Pick every line with "this" from the material below.

──────── Given information

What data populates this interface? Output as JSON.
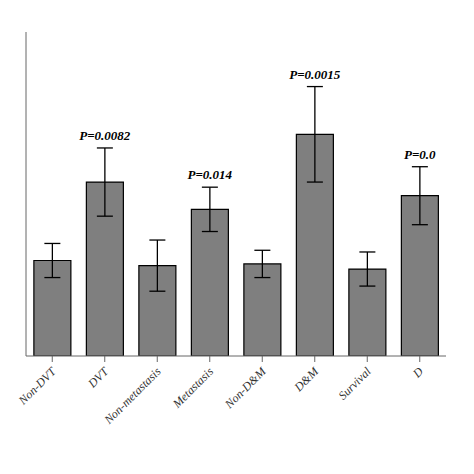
{
  "chart_data": {
    "type": "bar",
    "categories": [
      "Non-DVT",
      "DVT",
      "Non-metastasis",
      "Metastasis",
      "Non-D&M",
      "D&M",
      "Survival",
      "D"
    ],
    "values": [
      2.8,
      5.1,
      2.65,
      4.3,
      2.7,
      6.5,
      2.55,
      4.7
    ],
    "errors": [
      0.5,
      1.0,
      0.75,
      0.65,
      0.4,
      1.4,
      0.5,
      0.85
    ],
    "color": "#7f7f7f",
    "ylim": [
      0,
      9.5
    ],
    "tick_labels": "x",
    "grid": false,
    "annotations": [
      {
        "text": "P=0.0082",
        "x": "DVT"
      },
      {
        "text": "P=0.014",
        "x": "Metastasis"
      },
      {
        "text": "P=0.0015",
        "x": "D&M"
      },
      {
        "text": "P=0.0",
        "x": "D"
      }
    ]
  }
}
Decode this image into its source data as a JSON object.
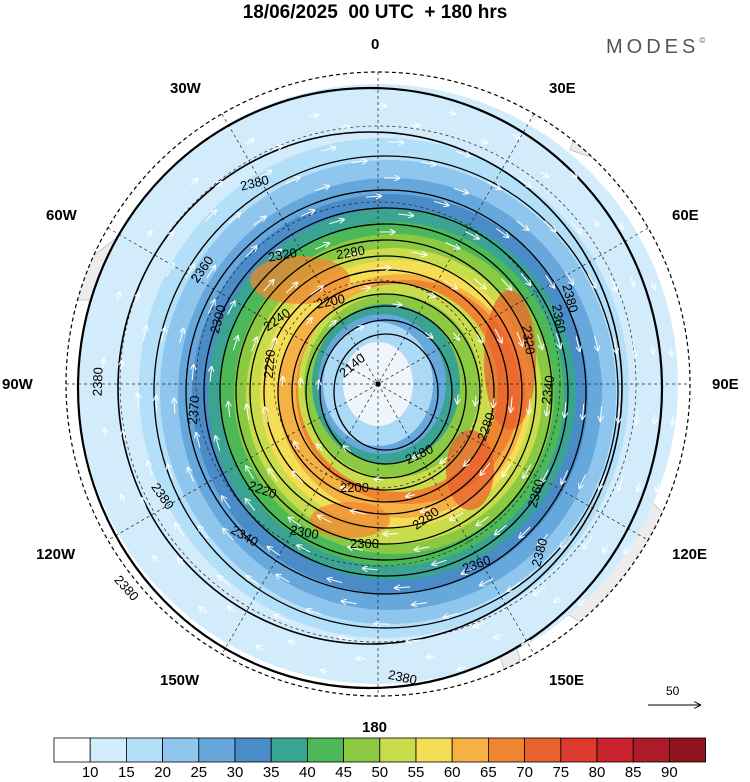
{
  "header": {
    "title": "18/06/2025  00 UTC  + 180 hrs",
    "brand": "MODES",
    "brand_mark": "©"
  },
  "map": {
    "projection": "south-polar-stereographic",
    "longitude_labels": {
      "top": "0",
      "bottom": "180",
      "left": "90W",
      "right": "90E",
      "upper_left_a": "30W",
      "upper_left_b": "60W",
      "upper_right_a": "30E",
      "upper_right_b": "60E",
      "lower_left_a": "120W",
      "lower_left_b": "150W",
      "lower_right_a": "120E",
      "lower_right_b": "150E"
    },
    "contour_labels": [
      "2380",
      "2360",
      "2380",
      "2380",
      "2360",
      "2320",
      "2280",
      "2240",
      "2200",
      "2300",
      "2220",
      "2370",
      "2140",
      "2320",
      "2340",
      "2380",
      "2280",
      "2180",
      "2200",
      "2220",
      "2280",
      "2300",
      "2300",
      "2340",
      "2360",
      "2380",
      "2360",
      "2380",
      "2380"
    ],
    "reference_vector": "50",
    "colors": {
      "land": "#ececec",
      "contour": "#000000",
      "vector": "#ffffff"
    }
  },
  "colorbar": {
    "labels": [
      "10",
      "15",
      "20",
      "25",
      "30",
      "35",
      "40",
      "45",
      "50",
      "55",
      "60",
      "65",
      "70",
      "75",
      "80",
      "85",
      "90"
    ],
    "colors": [
      "#ffffff",
      "#d2ecfb",
      "#b4dff8",
      "#8ec6ee",
      "#66a7dc",
      "#4a8cc7",
      "#3aa391",
      "#4cb858",
      "#8cc943",
      "#c9dc4c",
      "#f5de55",
      "#f6b144",
      "#f08531",
      "#e9612d",
      "#dc3a2c",
      "#c8232d",
      "#ad1a28",
      "#8f141e"
    ]
  }
}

────────────────

_Reply_
What data populates this interface? Output as JSON.
Decode this image into its source data as a JSON object.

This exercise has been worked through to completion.